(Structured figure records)
* * *

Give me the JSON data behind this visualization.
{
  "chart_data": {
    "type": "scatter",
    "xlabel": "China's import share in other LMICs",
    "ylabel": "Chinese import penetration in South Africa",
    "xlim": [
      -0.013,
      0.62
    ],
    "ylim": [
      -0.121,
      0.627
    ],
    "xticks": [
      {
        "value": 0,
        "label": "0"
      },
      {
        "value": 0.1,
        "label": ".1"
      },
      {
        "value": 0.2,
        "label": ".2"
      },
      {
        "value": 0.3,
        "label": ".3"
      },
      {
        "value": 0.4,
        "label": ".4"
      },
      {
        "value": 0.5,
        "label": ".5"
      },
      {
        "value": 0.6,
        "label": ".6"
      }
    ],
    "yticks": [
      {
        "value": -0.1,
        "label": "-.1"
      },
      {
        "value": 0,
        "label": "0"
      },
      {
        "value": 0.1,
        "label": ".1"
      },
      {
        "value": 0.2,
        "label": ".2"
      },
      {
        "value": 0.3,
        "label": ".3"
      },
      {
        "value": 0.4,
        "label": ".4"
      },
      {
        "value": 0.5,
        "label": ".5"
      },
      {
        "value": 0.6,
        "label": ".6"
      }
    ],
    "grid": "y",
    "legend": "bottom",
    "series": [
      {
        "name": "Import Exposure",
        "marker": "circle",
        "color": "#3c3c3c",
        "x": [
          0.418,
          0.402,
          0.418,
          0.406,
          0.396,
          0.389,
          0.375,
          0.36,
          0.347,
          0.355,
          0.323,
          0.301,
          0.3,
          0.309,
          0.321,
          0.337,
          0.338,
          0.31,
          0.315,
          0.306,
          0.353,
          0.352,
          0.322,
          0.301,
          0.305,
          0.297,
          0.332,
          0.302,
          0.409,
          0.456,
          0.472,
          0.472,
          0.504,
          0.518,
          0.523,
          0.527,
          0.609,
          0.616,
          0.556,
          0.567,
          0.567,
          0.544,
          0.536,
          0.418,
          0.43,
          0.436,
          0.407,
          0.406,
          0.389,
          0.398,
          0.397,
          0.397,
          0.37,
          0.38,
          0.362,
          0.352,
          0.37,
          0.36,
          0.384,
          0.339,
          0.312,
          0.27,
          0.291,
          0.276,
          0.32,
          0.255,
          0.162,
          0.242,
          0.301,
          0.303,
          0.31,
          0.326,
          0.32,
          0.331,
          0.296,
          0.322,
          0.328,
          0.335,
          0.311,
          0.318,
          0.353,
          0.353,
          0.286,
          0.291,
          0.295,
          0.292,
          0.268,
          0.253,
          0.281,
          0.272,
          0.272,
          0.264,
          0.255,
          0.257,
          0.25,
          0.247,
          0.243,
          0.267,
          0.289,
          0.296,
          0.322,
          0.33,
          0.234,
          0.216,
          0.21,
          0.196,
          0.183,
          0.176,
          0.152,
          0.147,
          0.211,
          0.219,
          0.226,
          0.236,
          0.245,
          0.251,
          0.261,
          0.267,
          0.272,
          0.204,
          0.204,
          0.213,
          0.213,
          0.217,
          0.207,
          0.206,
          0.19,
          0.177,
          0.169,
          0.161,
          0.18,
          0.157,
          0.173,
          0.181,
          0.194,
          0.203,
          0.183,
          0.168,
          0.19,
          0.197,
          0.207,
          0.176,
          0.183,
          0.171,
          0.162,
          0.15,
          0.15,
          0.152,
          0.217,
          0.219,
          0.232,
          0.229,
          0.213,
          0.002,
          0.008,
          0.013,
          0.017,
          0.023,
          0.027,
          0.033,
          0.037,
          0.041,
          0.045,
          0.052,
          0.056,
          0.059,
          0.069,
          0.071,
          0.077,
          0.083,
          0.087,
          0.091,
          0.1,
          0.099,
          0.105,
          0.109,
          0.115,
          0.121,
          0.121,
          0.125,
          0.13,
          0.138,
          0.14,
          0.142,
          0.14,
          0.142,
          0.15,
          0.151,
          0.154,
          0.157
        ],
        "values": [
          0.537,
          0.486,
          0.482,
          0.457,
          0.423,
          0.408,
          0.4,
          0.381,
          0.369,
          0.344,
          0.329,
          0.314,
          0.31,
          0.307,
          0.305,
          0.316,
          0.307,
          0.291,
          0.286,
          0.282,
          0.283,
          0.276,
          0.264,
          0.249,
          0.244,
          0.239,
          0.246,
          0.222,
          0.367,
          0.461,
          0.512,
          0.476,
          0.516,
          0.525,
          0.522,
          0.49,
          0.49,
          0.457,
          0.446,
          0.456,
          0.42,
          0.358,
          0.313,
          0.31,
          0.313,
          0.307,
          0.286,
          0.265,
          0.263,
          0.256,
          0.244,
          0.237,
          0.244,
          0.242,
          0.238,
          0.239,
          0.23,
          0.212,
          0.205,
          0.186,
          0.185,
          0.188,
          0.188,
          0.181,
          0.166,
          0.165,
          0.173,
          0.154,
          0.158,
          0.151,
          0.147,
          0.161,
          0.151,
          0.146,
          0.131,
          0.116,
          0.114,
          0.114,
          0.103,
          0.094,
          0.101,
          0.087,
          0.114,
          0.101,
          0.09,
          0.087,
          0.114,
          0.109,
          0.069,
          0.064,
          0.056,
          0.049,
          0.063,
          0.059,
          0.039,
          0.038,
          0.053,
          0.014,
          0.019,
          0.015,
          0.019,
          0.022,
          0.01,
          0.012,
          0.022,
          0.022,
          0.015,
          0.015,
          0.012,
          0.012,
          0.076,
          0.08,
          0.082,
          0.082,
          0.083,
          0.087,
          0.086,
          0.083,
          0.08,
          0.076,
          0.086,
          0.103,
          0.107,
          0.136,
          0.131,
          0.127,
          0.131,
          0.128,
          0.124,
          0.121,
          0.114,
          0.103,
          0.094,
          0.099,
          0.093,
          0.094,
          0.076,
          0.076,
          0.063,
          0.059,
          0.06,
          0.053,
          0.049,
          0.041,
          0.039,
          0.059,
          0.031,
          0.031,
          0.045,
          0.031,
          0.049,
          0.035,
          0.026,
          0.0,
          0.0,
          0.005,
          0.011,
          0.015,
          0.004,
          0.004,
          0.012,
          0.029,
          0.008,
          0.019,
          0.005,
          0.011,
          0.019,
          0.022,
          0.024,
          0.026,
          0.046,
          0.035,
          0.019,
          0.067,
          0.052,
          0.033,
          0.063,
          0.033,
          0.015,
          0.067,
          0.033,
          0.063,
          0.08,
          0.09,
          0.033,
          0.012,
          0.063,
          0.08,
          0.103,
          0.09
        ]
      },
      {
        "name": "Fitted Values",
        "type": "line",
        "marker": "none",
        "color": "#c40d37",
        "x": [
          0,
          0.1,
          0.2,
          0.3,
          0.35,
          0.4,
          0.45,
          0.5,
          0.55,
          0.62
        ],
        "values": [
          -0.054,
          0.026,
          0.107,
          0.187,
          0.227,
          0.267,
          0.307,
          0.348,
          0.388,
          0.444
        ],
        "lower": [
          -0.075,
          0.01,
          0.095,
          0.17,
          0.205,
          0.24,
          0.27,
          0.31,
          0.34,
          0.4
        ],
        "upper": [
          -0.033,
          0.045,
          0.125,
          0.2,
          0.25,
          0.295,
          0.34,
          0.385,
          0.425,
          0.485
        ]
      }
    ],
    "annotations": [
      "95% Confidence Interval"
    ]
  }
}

* * *

PROBLEM STATEMENT — Of the lines above, how many hold the string "name"? Answer with only the number.

RIGHT ANSWER — 2